<<<<
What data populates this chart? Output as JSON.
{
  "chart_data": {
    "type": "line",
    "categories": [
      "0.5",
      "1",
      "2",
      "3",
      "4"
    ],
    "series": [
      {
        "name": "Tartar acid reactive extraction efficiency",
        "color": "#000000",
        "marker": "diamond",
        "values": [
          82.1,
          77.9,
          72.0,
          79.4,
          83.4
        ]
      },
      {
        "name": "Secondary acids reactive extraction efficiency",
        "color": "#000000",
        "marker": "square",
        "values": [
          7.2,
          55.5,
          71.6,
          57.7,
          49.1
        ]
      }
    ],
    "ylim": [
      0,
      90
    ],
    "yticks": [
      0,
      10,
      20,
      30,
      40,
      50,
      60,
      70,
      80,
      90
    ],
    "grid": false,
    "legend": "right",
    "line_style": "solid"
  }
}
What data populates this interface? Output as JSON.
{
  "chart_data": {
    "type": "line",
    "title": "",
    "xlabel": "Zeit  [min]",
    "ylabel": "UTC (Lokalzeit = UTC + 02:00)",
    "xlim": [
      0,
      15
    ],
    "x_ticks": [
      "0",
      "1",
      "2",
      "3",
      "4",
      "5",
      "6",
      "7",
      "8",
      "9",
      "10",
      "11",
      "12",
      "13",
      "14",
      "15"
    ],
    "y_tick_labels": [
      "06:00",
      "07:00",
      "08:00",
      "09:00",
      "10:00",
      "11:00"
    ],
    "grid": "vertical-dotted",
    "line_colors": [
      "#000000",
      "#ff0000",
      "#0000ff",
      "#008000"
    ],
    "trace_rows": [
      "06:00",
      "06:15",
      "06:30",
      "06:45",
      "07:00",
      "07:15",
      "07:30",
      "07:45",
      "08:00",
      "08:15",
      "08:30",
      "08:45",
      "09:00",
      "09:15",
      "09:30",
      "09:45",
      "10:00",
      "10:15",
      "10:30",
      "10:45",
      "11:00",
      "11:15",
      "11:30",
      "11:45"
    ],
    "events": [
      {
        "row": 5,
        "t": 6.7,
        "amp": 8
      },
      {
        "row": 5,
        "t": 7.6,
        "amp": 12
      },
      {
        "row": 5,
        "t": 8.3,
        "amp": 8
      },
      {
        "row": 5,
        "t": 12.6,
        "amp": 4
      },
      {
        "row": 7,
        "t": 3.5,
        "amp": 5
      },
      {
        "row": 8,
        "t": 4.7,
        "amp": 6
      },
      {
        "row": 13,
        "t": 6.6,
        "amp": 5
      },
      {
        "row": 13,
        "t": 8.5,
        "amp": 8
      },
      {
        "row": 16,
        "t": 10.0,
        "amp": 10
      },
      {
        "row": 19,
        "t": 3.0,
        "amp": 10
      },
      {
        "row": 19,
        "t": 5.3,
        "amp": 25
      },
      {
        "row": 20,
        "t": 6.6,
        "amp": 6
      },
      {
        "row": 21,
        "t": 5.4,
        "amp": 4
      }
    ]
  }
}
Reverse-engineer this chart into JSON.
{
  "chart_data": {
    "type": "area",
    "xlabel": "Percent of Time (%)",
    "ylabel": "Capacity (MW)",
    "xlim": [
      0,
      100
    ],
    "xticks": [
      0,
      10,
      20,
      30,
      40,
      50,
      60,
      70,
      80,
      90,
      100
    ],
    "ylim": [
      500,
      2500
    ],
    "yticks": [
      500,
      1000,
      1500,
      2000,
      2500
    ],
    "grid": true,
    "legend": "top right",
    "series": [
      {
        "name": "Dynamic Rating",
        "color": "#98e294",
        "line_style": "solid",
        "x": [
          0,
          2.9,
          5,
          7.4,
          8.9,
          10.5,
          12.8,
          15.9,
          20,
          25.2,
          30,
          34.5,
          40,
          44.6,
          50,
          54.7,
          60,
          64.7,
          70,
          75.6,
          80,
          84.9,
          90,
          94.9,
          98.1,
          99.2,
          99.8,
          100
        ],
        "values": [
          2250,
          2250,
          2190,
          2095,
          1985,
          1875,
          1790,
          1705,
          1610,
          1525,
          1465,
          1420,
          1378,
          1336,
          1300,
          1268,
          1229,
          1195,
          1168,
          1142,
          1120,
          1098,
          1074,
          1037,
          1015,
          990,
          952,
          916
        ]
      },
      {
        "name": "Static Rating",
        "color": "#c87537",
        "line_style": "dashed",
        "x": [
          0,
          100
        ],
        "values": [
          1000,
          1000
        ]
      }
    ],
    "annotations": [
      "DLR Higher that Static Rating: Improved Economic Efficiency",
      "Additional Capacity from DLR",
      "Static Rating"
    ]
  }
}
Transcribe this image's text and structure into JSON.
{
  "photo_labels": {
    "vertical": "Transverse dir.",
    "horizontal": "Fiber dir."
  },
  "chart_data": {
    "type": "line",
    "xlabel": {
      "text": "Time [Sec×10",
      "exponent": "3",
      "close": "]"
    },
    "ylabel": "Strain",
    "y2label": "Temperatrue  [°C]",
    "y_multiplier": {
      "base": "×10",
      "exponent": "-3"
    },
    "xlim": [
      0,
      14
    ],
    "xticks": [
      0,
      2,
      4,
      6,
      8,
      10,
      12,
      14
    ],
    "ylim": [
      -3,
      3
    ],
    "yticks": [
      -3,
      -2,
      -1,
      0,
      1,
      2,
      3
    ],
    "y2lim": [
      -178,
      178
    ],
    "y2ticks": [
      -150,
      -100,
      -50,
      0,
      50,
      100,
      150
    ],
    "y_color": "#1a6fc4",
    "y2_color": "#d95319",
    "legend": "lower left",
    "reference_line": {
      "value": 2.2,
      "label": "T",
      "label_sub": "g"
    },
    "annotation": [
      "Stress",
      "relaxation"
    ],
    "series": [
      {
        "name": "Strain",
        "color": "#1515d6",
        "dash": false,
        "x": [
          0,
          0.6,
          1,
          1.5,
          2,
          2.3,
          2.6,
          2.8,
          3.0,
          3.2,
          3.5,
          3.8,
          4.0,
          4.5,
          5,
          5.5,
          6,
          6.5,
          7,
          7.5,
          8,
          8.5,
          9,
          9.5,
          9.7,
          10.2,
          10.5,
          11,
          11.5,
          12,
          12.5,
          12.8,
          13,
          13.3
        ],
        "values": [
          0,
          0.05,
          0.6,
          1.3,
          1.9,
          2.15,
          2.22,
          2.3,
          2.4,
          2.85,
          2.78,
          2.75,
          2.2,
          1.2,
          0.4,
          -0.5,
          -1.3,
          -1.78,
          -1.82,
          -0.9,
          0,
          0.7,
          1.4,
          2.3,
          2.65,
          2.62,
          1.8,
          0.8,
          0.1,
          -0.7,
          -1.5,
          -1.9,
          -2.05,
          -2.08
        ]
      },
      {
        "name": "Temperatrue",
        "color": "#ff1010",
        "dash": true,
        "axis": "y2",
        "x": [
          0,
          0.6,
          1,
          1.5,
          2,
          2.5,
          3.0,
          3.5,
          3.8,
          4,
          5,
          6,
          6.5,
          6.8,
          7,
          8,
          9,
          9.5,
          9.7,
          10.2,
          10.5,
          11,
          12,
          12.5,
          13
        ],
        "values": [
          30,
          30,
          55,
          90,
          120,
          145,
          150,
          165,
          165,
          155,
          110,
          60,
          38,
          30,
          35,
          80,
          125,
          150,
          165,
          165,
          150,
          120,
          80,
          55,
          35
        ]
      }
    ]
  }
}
>>>>
■ EXERCISE AIM: Quote every line of the data, word for word.

■ THE RESULT:
What data populates this chart? Output as JSON.
{
  "chart_data": {
    "type": "line",
    "categories": [
      "0.5",
      "1",
      "2",
      "3",
      "4"
    ],
    "series": [
      {
        "name": "Tartar acid reactive extraction efficiency",
        "color": "#000000",
        "marker": "diamond",
        "values": [
          82.1,
          77.9,
          72.0,
          79.4,
          83.4
        ]
      },
      {
        "name": "Secondary acids reactive extraction efficiency",
        "color": "#000000",
        "marker": "square",
        "values": [
          7.2,
          55.5,
          71.6,
          57.7,
          49.1
        ]
      }
    ],
    "ylim": [
      0,
      90
    ],
    "yticks": [
      0,
      10,
      20,
      30,
      40,
      50,
      60,
      70,
      80,
      90
    ],
    "grid": false,
    "legend": "right",
    "line_style": "solid"
  }
}
What data populates this interface? Output as JSON.
{
  "chart_data": {
    "type": "line",
    "title": "",
    "xlabel": "Zeit  [min]",
    "ylabel": "UTC (Lokalzeit = UTC + 02:00)",
    "xlim": [
      0,
      15
    ],
    "x_ticks": [
      "0",
      "1",
      "2",
      "3",
      "4",
      "5",
      "6",
      "7",
      "8",
      "9",
      "10",
      "11",
      "12",
      "13",
      "14",
      "15"
    ],
    "y_tick_labels": [
      "06:00",
      "07:00",
      "08:00",
      "09:00",
      "10:00",
      "11:00"
    ],
    "grid": "vertical-dotted",
    "line_colors": [
      "#000000",
      "#ff0000",
      "#0000ff",
      "#008000"
    ],
    "trace_rows": [
      "06:00",
      "06:15",
      "06:30",
      "06:45",
      "07:00",
      "07:15",
      "07:30",
      "07:45",
      "08:00",
      "08:15",
      "08:30",
      "08:45",
      "09:00",
      "09:15",
      "09:30",
      "09:45",
      "10:00",
      "10:15",
      "10:30",
      "10:45",
      "11:00",
      "11:15",
      "11:30",
      "11:45"
    ],
    "events": [
      {
        "row": 5,
        "t": 6.7,
        "amp": 8
      },
      {
        "row": 5,
        "t": 7.6,
        "amp": 12
      },
      {
        "row": 5,
        "t": 8.3,
        "amp": 8
      },
      {
        "row": 5,
        "t": 12.6,
        "amp": 4
      },
      {
        "row": 7,
        "t": 3.5,
        "amp": 5
      },
      {
        "row": 8,
        "t": 4.7,
        "amp": 6
      },
      {
        "row": 13,
        "t": 6.6,
        "amp": 5
      },
      {
        "row": 13,
        "t": 8.5,
        "amp": 8
      },
      {
        "row": 16,
        "t": 10.0,
        "amp": 10
      },
      {
        "row": 19,
        "t": 3.0,
        "amp": 10
      },
      {
        "row": 19,
        "t": 5.3,
        "amp": 25
      },
      {
        "row": 20,
        "t": 6.6,
        "amp": 6
      },
      {
        "row": 21,
        "t": 5.4,
        "amp": 4
      }
    ]
  }
}
Reverse-engineer this chart into JSON.
{
  "chart_data": {
    "type": "area",
    "xlabel": "Percent of Time (%)",
    "ylabel": "Capacity (MW)",
    "xlim": [
      0,
      100
    ],
    "xticks": [
      0,
      10,
      20,
      30,
      40,
      50,
      60,
      70,
      80,
      90,
      100
    ],
    "ylim": [
      500,
      2500
    ],
    "yticks": [
      500,
      1000,
      1500,
      2000,
      2500
    ],
    "grid": true,
    "legend": "top right",
    "series": [
      {
        "name": "Dynamic Rating",
        "color": "#98e294",
        "line_style": "solid",
        "x": [
          0,
          2.9,
          5,
          7.4,
          8.9,
          10.5,
          12.8,
          15.9,
          20,
          25.2,
          30,
          34.5,
          40,
          44.6,
          50,
          54.7,
          60,
          64.7,
          70,
          75.6,
          80,
          84.9,
          90,
          94.9,
          98.1,
          99.2,
          99.8,
          100
        ],
        "values": [
          2250,
          2250,
          2190,
          2095,
          1985,
          1875,
          1790,
          1705,
          1610,
          1525,
          1465,
          1420,
          1378,
          1336,
          1300,
          1268,
          1229,
          1195,
          1168,
          1142,
          1120,
          1098,
          1074,
          1037,
          1015,
          990,
          952,
          916
        ]
      },
      {
        "name": "Static Rating",
        "color": "#c87537",
        "line_style": "dashed",
        "x": [
          0,
          100
        ],
        "values": [
          1000,
          1000
        ]
      }
    ],
    "annotations": [
      "DLR Higher that Static Rating: Improved Economic Efficiency",
      "Additional Capacity from DLR",
      "Static Rating"
    ]
  }
}
Transcribe this image's text and structure into JSON.
{
  "photo_labels": {
    "vertical": "Transverse dir.",
    "horizontal": "Fiber dir."
  },
  "chart_data": {
    "type": "line",
    "xlabel": {
      "text": "Time [Sec×10",
      "exponent": "3",
      "close": "]"
    },
    "ylabel": "Strain",
    "y2label": "Temperatrue  [°C]",
    "y_multiplier": {
      "base": "×10",
      "exponent": "-3"
    },
    "xlim": [
      0,
      14
    ],
    "xticks": [
      0,
      2,
      4,
      6,
      8,
      10,
      12,
      14
    ],
    "ylim": [
      -3,
      3
    ],
    "yticks": [
      -3,
      -2,
      -1,
      0,
      1,
      2,
      3
    ],
    "y2lim": [
      -178,
      178
    ],
    "y2ticks": [
      -150,
      -100,
      -50,
      0,
      50,
      100,
      150
    ],
    "y_color": "#1a6fc4",
    "y2_color": "#d95319",
    "legend": "lower left",
    "reference_line": {
      "value": 2.2,
      "label": "T",
      "label_sub": "g"
    },
    "annotation": [
      "Stress",
      "relaxation"
    ],
    "series": [
      {
        "name": "Strain",
        "color": "#1515d6",
        "dash": false,
        "x": [
          0,
          0.6,
          1,
          1.5,
          2,
          2.3,
          2.6,
          2.8,
          3.0,
          3.2,
          3.5,
          3.8,
          4.0,
          4.5,
          5,
          5.5,
          6,
          6.5,
          7,
          7.5,
          8,
          8.5,
          9,
          9.5,
          9.7,
          10.2,
          10.5,
          11,
          11.5,
          12,
          12.5,
          12.8,
          13,
          13.3
        ],
        "values": [
          0,
          0.05,
          0.6,
          1.3,
          1.9,
          2.15,
          2.22,
          2.3,
          2.4,
          2.85,
          2.78,
          2.75,
          2.2,
          1.2,
          0.4,
          -0.5,
          -1.3,
          -1.78,
          -1.82,
          -0.9,
          0,
          0.7,
          1.4,
          2.3,
          2.65,
          2.62,
          1.8,
          0.8,
          0.1,
          -0.7,
          -1.5,
          -1.9,
          -2.05,
          -2.08
        ]
      },
      {
        "name": "Temperatrue",
        "color": "#ff1010",
        "dash": true,
        "axis": "y2",
        "x": [
          0,
          0.6,
          1,
          1.5,
          2,
          2.5,
          3.0,
          3.5,
          3.8,
          4,
          5,
          6,
          6.5,
          6.8,
          7,
          8,
          9,
          9.5,
          9.7,
          10.2,
          10.5,
          11,
          12,
          12.5,
          13
        ],
        "values": [
          30,
          30,
          55,
          90,
          120,
          145,
          150,
          165,
          165,
          155,
          110,
          60,
          38,
          30,
          35,
          80,
          125,
          150,
          165,
          165,
          150,
          120,
          80,
          55,
          35
        ]
      }
    ]
  }
}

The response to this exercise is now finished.